## Problem description
Copy every line of the data that includes the string "nearby".

Stored items from a collection
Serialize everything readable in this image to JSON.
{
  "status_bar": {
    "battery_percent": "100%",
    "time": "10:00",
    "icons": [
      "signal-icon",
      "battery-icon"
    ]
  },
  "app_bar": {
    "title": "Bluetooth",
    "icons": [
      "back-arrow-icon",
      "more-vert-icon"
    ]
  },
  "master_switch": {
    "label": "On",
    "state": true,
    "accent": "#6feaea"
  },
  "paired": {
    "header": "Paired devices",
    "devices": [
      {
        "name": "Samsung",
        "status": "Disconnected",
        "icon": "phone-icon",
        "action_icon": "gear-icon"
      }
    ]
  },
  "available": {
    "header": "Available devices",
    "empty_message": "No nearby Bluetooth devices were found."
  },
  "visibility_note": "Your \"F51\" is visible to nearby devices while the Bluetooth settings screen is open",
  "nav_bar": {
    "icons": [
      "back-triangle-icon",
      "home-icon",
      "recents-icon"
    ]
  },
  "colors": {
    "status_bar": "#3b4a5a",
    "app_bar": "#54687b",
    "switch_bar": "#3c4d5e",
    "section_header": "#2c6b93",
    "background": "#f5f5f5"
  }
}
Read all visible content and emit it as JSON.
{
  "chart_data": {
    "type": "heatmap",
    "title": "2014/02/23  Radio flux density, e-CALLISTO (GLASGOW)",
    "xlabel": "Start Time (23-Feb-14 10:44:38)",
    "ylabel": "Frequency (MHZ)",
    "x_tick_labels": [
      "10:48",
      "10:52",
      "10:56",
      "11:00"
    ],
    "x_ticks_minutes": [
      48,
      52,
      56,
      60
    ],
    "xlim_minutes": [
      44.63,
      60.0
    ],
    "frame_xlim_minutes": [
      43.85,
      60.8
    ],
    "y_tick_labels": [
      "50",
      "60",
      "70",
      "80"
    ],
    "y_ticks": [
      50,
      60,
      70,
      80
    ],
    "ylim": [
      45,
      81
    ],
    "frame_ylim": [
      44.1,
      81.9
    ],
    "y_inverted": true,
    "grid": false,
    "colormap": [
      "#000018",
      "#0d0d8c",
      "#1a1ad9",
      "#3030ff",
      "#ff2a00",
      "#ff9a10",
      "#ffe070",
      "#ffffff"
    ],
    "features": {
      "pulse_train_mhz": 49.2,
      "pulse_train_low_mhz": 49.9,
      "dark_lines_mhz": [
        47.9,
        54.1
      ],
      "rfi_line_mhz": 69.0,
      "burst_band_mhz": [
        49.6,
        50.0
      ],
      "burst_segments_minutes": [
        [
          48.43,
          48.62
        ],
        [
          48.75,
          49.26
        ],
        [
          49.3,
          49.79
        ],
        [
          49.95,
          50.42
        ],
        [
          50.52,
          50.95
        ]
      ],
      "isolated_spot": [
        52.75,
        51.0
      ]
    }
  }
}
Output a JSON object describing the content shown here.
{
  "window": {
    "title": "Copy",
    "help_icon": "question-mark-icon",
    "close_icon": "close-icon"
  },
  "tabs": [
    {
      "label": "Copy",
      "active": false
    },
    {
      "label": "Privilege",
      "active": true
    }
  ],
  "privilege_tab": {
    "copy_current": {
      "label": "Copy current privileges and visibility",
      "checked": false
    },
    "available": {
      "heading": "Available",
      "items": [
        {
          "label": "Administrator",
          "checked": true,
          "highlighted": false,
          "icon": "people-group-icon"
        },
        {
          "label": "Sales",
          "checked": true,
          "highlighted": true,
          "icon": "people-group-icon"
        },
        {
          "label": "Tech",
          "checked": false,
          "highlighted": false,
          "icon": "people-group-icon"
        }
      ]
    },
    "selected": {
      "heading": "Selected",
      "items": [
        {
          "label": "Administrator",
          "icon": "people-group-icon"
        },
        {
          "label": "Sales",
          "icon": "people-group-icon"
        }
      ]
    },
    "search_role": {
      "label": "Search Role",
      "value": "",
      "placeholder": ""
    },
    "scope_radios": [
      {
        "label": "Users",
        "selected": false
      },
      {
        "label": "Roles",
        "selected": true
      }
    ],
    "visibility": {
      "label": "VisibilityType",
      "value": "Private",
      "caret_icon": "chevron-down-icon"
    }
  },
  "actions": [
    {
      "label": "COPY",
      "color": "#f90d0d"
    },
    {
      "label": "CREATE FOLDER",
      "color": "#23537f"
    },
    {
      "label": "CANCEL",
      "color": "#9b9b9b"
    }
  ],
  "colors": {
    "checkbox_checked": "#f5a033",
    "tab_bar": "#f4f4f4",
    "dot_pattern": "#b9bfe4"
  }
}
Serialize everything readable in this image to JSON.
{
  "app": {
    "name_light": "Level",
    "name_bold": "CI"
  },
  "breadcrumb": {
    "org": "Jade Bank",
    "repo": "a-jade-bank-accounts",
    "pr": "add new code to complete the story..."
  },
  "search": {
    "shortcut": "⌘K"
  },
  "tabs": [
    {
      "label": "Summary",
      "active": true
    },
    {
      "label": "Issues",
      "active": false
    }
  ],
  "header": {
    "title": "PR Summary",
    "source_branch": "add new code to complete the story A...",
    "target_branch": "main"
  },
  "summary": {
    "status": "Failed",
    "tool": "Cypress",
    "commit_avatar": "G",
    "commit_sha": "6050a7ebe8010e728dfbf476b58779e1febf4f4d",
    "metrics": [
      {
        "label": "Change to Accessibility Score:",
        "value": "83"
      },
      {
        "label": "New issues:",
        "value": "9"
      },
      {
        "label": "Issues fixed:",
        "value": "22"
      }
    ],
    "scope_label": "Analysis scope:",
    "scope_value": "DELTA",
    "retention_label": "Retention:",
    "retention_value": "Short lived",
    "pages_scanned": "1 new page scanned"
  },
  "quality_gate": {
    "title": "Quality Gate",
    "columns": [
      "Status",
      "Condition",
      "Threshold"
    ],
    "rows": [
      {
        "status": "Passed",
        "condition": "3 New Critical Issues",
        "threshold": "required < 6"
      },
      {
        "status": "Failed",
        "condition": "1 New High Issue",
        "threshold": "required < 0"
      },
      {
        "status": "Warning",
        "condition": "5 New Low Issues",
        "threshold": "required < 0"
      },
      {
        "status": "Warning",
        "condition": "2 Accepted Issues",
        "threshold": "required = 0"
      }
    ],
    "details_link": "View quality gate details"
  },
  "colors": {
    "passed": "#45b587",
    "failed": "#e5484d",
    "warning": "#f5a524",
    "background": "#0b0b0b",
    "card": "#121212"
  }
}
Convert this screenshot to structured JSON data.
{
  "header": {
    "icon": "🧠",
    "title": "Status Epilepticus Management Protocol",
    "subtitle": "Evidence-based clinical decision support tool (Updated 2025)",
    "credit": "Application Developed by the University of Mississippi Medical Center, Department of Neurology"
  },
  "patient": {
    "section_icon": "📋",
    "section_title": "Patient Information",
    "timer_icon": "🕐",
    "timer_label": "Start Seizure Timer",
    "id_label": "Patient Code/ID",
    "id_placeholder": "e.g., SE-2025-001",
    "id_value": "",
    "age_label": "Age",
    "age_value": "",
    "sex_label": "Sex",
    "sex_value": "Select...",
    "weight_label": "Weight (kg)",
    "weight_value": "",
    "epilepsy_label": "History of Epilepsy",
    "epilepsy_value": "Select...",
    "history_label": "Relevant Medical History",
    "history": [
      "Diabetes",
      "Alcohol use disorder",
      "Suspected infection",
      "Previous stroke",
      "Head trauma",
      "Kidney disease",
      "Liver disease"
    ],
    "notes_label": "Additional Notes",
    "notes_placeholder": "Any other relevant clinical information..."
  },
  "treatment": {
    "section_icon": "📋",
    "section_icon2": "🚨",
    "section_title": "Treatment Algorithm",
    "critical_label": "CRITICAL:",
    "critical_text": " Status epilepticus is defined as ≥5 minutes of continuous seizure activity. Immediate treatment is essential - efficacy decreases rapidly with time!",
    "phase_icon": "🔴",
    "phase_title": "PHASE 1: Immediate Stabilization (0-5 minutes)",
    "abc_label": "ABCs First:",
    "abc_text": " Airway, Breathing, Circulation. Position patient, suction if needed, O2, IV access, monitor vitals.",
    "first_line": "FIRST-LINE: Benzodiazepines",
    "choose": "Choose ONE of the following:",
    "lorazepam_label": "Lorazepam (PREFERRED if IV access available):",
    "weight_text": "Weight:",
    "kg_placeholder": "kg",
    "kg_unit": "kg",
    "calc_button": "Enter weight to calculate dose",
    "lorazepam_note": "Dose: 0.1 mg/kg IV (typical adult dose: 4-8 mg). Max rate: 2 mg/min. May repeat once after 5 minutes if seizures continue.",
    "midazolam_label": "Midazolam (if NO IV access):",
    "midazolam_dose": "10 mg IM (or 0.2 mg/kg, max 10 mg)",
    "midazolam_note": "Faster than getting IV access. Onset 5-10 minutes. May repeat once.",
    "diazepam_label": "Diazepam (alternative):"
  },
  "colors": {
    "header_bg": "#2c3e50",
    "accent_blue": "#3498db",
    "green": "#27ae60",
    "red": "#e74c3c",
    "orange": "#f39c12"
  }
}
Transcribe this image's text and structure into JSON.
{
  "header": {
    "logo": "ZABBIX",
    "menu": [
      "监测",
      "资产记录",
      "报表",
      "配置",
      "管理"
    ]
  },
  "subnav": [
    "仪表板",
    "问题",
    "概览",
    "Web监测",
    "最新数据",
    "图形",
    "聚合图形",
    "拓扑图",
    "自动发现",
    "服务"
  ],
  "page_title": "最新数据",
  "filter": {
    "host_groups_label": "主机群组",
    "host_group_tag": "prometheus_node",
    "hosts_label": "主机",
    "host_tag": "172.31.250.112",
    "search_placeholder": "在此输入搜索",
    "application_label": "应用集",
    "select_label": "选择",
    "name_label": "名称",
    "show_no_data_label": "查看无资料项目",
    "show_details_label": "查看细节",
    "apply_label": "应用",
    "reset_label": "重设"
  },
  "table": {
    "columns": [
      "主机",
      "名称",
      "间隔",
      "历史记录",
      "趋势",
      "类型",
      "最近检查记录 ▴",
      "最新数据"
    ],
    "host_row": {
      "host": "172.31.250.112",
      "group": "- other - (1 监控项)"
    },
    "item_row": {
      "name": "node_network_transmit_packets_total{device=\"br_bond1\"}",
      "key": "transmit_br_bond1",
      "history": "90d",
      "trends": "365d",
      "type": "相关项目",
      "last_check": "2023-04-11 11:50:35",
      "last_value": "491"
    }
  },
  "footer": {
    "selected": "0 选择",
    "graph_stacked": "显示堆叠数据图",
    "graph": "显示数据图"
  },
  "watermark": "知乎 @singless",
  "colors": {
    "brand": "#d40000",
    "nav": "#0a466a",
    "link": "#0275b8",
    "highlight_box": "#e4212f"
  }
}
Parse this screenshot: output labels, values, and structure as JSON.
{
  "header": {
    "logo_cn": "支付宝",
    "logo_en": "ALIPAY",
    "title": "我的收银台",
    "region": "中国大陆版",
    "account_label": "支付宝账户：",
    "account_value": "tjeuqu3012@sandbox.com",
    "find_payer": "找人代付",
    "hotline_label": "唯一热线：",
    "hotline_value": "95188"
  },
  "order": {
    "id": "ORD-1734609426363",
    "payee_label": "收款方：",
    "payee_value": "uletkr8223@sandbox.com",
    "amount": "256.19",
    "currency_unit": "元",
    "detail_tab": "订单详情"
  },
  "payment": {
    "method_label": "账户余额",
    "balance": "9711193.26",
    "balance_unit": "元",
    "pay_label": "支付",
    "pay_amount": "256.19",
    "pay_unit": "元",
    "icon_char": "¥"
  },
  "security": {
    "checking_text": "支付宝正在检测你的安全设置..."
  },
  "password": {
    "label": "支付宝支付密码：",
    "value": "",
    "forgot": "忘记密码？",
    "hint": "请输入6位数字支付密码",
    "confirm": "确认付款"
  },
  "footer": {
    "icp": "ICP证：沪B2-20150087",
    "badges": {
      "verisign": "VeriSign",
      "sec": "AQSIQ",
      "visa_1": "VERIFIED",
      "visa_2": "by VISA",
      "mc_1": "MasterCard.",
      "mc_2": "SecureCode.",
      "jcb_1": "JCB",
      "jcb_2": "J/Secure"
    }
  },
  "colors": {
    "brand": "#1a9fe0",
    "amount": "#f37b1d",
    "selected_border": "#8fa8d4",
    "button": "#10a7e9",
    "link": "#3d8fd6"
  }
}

## Worked solution
    "empty_message": "No nearby Bluetooth devices were found."
  "visibility_note": "Your \"F51\" is visible to nearby devices while the Bluetooth settings screen is open",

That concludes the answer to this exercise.